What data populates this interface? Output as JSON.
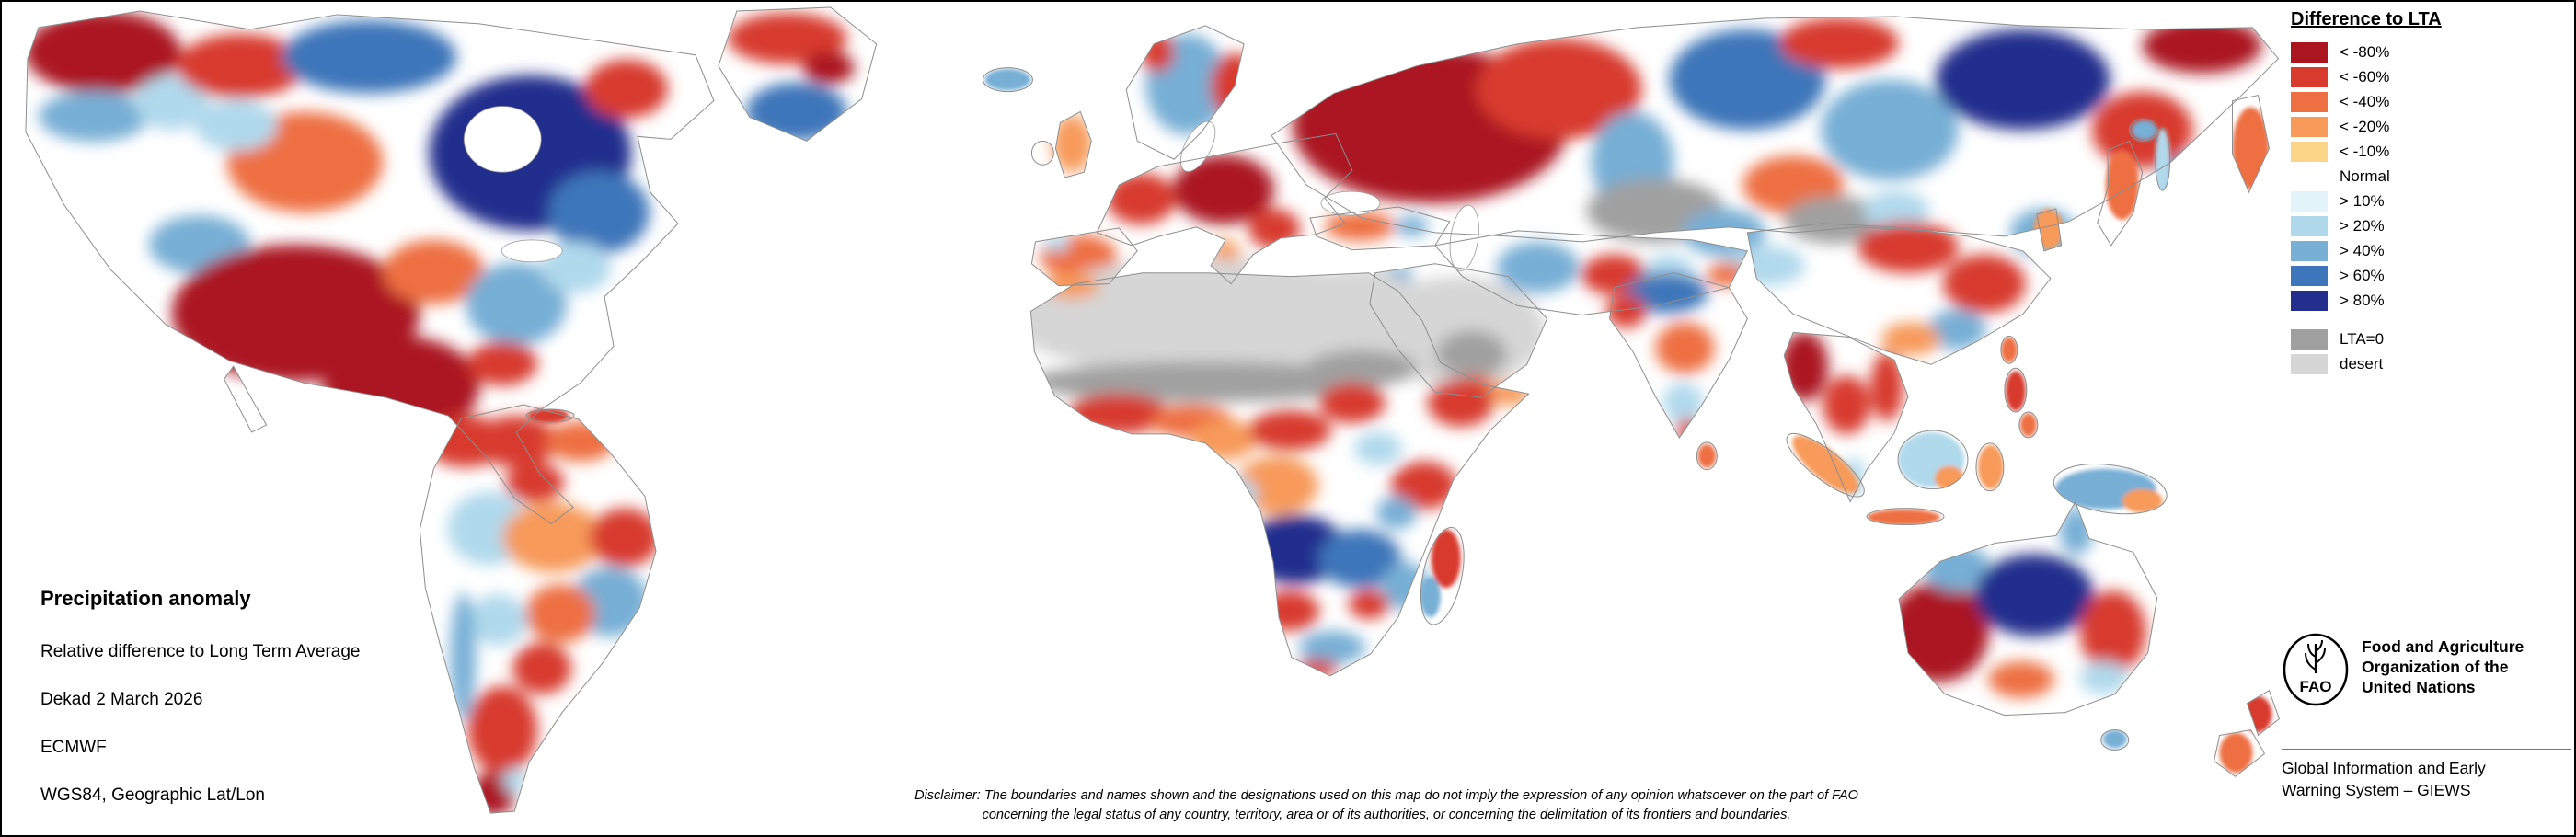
{
  "legend": {
    "title": "Difference to LTA",
    "items": [
      {
        "label": "< -80%",
        "color": "#ab1520"
      },
      {
        "label": "< -60%",
        "color": "#d83a2d"
      },
      {
        "label": "< -40%",
        "color": "#ee6f42"
      },
      {
        "label": "< -20%",
        "color": "#f79a5a"
      },
      {
        "label": "< -10%",
        "color": "#fdd588"
      },
      {
        "label": "Normal",
        "color": "#ffffff"
      },
      {
        "label": "> 10%",
        "color": "#e2f3fa"
      },
      {
        "label": "> 20%",
        "color": "#b0d9ec"
      },
      {
        "label": "> 40%",
        "color": "#77afd5"
      },
      {
        "label": "> 60%",
        "color": "#3d76ba"
      },
      {
        "label": "> 80%",
        "color": "#232e8d"
      }
    ],
    "extra_items": [
      {
        "label": "LTA=0",
        "color": "#a0a0a0"
      },
      {
        "label": "desert",
        "color": "#d6d6d6"
      }
    ]
  },
  "info": {
    "title": "Precipitation anomaly",
    "subtitle": "Relative difference to Long Term Average",
    "dekad": "Dekad 2 March 2026",
    "source": "ECMWF",
    "projection": "WGS84, Geographic Lat/Lon"
  },
  "disclaimer": {
    "line1": "Disclaimer: The boundaries and names shown and the designations used on this map do not imply the expression of any opinion whatsoever on the part of FAO",
    "line2": "concerning the legal status of any country, territory, area or of its authorities, or concerning the delimitation of its frontiers and boundaries."
  },
  "footer": {
    "logo_text": "FAO",
    "org_lines": [
      "Food and Agriculture",
      "Organization of the",
      "United Nations"
    ],
    "giews_lines": [
      "Global Information and Early",
      "Warning System – GIEWS"
    ]
  }
}
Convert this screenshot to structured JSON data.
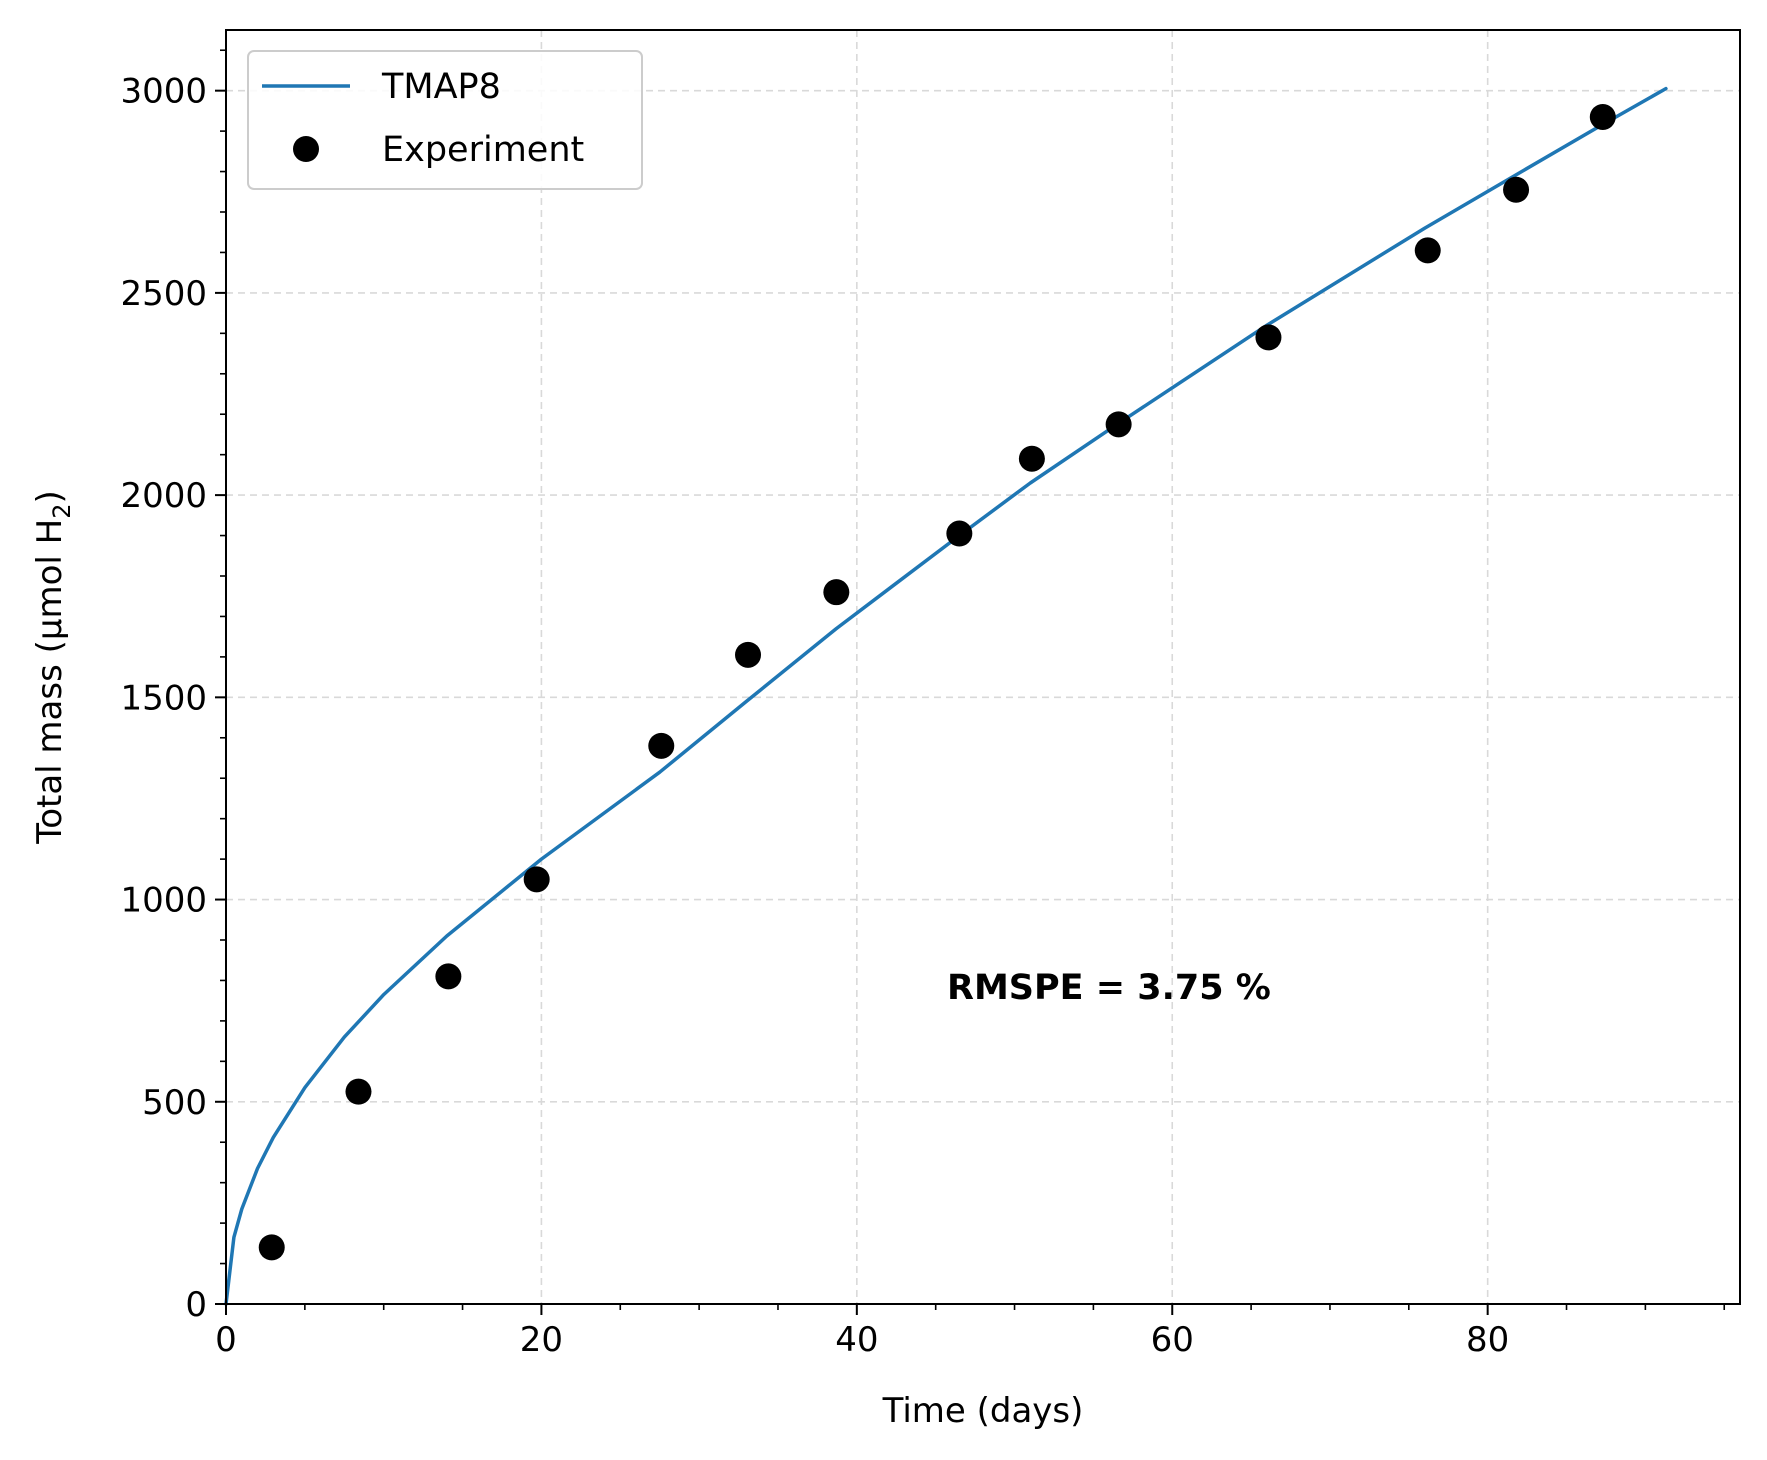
{
  "chart_data": {
    "type": "line",
    "title": "",
    "xlabel": "Time (days)",
    "ylabel_main": "Total mass (μmol H",
    "ylabel_subscript": "2",
    "ylabel_close": ")",
    "xlim": [
      0,
      96
    ],
    "ylim": [
      0,
      3150
    ],
    "xticks": [
      0,
      20,
      40,
      60,
      80
    ],
    "yticks": [
      0,
      500,
      1000,
      1500,
      2000,
      2500,
      3000
    ],
    "grid": true,
    "legend_position": "top-left",
    "annotation": "RMSPE = 3.75 %",
    "colors": {
      "model": "#1f77b4",
      "experiment": "#000000",
      "grid": "#d9d9d9"
    },
    "series": [
      {
        "name": "TMAP8",
        "kind": "line",
        "x": [
          0,
          0.5,
          1,
          2,
          3,
          5,
          7.5,
          10,
          14,
          20,
          27.5,
          33,
          38.7,
          46.5,
          51,
          56.5,
          66,
          76,
          81.5,
          87,
          91.3
        ],
        "y": [
          0,
          165,
          235,
          335,
          412,
          535,
          660,
          765,
          910,
          1100,
          1315,
          1490,
          1670,
          1900,
          2030,
          2175,
          2420,
          2660,
          2785,
          2910,
          3005
        ]
      },
      {
        "name": "Experiment",
        "kind": "scatter",
        "x": [
          2.9,
          8.4,
          14.1,
          19.7,
          27.6,
          33.1,
          38.7,
          46.5,
          51.1,
          56.6,
          66.1,
          76.2,
          81.8,
          87.3
        ],
        "y": [
          140,
          525,
          810,
          1050,
          1380,
          1605,
          1760,
          1905,
          2090,
          2175,
          2390,
          2605,
          2755,
          2935
        ]
      }
    ]
  }
}
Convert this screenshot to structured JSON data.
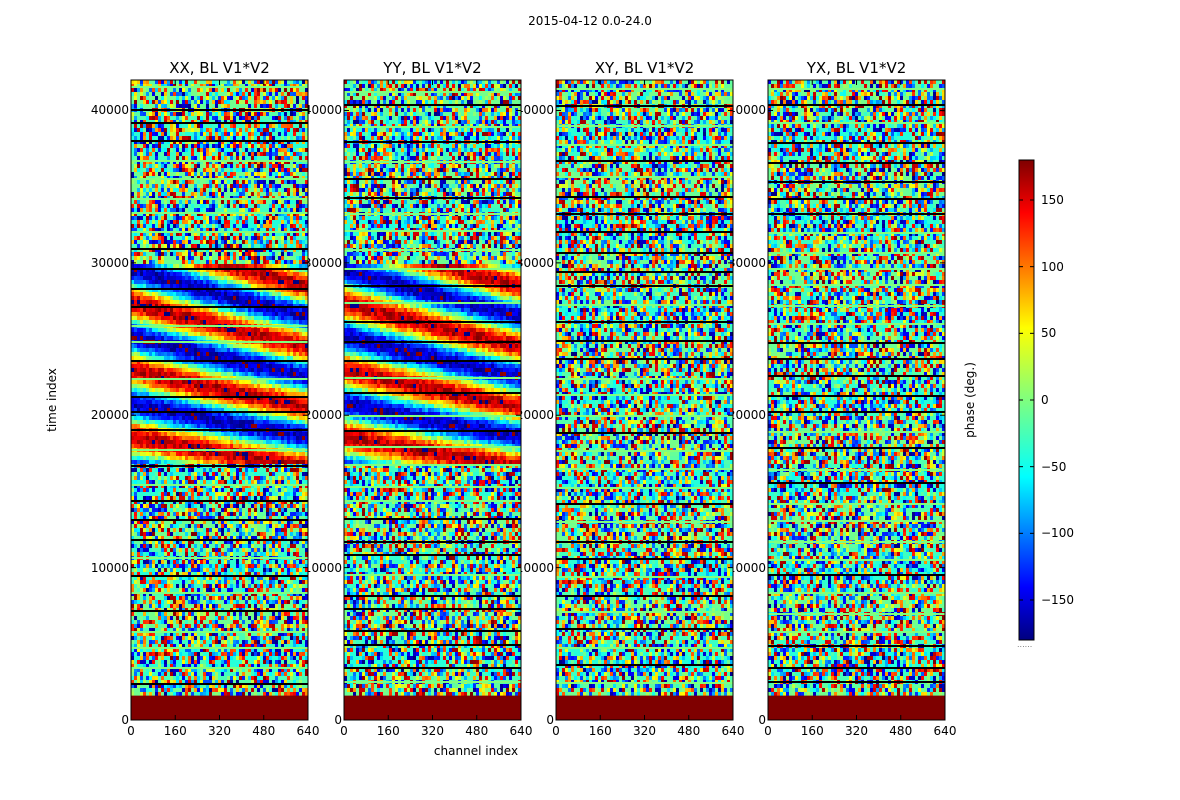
{
  "figure": {
    "suptitle": "2015-04-12 0.0-24.0",
    "colorbar_label": "phase (deg.)",
    "colorbar_ticks": [
      "150",
      "100",
      "50",
      "0",
      "−50",
      "−100",
      "−150"
    ],
    "colorbar_footer": "......"
  },
  "chart_data": {
    "type": "heatmap",
    "title": "2015-04-12 0.0-24.0",
    "xlabel": "channel index",
    "ylabel": "time index",
    "colorbar_label": "phase (deg.)",
    "colormap": "jet",
    "clim": [
      -180,
      180
    ],
    "xlim": [
      0,
      640
    ],
    "ylim": [
      0,
      42000
    ],
    "xticks": [
      0,
      160,
      320,
      480,
      640
    ],
    "xtick_labels": [
      "0",
      "160",
      "320",
      "480",
      "640"
    ],
    "yticks": [
      0,
      10000,
      20000,
      30000,
      40000
    ],
    "ytick_labels": [
      "0",
      "10000",
      "20000",
      "30000",
      "40000"
    ],
    "colorbar_ticks": [
      150,
      100,
      50,
      0,
      -50,
      -100,
      -150
    ],
    "panels": [
      {
        "title": "XX, BL V1*V2",
        "coherent_time_range": [
          17000,
          30000
        ]
      },
      {
        "title": "YY, BL V1*V2",
        "coherent_time_range": [
          17000,
          30000
        ]
      },
      {
        "title": "XY, BL V1*V2",
        "coherent_time_range": null
      },
      {
        "title": "YX, BL V1*V2",
        "coherent_time_range": null
      }
    ],
    "flagged_block": {
      "time_range": [
        0,
        1600
      ],
      "phase": 180,
      "color": "#7f0000"
    },
    "background_phase": "noise"
  }
}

########################################

▶ [Directions] Pick out each line that holds the string "index".

▶ [Final result]
    "xlabel": "channel index",
    "ylabel": "time index",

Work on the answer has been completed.